*WHAT THE TASK REQUIRES*
Look through the entries and report how many lines include the word "title". Give the number alone.

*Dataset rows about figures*
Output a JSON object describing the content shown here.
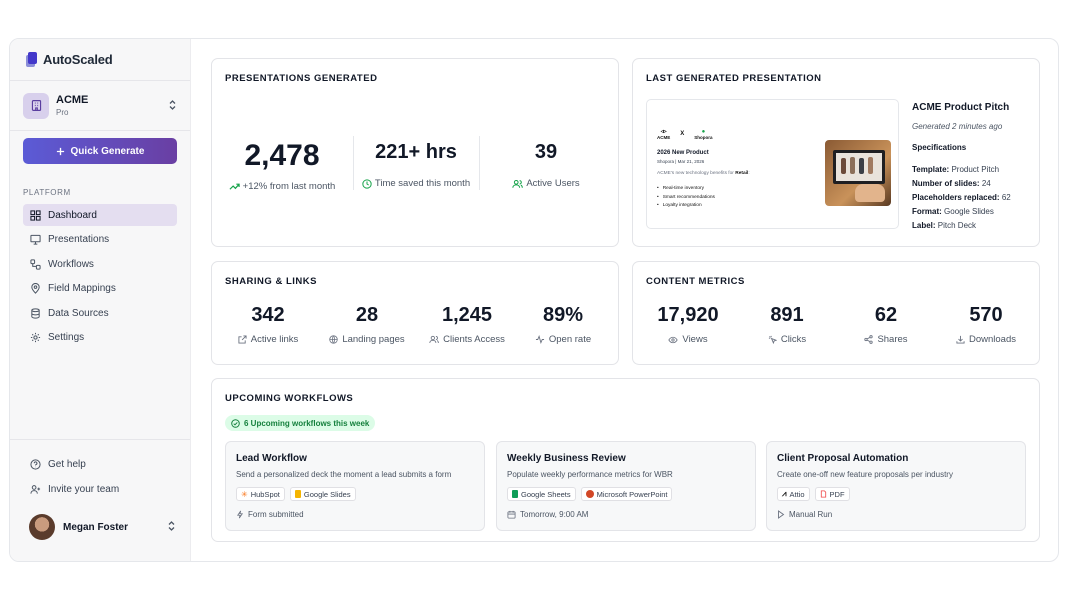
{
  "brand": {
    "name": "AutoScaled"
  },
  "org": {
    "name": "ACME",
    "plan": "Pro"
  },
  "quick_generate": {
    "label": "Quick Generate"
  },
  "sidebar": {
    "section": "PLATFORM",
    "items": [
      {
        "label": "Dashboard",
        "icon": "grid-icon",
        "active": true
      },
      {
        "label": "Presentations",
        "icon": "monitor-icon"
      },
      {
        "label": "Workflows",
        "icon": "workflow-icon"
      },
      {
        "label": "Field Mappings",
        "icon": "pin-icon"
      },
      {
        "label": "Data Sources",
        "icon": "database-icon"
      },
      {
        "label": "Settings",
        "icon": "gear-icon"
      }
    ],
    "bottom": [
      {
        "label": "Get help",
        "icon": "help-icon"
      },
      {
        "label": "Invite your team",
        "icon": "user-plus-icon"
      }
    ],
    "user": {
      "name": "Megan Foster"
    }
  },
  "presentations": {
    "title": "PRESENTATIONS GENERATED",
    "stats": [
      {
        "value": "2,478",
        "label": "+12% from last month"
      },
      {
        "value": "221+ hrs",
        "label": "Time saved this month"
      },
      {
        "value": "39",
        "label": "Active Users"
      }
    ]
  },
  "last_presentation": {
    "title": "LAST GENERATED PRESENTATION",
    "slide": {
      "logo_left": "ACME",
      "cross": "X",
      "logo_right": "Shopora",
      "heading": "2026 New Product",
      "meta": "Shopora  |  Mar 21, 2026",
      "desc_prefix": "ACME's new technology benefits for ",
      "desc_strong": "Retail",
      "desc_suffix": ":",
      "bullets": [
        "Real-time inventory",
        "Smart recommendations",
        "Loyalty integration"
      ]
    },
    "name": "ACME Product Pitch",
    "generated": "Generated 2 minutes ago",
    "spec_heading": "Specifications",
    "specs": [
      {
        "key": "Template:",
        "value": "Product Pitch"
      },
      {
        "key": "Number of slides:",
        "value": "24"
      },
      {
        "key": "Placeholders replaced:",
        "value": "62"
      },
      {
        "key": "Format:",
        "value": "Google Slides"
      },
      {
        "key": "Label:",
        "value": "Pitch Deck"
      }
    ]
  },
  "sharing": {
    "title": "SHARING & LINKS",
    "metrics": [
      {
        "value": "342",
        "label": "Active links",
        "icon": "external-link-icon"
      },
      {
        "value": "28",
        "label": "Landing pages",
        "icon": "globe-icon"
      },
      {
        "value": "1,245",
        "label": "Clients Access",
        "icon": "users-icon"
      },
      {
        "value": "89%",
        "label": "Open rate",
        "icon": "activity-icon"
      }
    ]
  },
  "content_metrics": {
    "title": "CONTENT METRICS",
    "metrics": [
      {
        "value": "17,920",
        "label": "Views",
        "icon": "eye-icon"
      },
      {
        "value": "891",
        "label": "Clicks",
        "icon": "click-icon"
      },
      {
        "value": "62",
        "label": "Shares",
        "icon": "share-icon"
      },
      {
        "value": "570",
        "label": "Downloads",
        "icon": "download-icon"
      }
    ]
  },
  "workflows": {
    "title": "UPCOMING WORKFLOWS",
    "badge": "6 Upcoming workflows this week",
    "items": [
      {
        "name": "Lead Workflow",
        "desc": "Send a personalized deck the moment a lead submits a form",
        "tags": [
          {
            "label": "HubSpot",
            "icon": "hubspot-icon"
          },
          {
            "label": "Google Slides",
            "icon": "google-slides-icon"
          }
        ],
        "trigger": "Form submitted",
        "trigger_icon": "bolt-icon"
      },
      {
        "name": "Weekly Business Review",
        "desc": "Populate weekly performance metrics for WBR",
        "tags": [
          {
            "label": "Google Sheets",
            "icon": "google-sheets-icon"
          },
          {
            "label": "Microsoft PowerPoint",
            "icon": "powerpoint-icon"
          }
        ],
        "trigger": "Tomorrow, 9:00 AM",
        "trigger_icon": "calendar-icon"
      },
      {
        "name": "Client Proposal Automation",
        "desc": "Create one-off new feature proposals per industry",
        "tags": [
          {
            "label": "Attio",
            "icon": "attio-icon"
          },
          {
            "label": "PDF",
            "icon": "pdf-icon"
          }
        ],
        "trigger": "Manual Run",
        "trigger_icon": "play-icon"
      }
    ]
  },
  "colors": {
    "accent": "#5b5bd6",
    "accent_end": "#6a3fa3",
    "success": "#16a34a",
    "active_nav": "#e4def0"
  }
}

*SOLUTION TO THIS PROBLEM*
5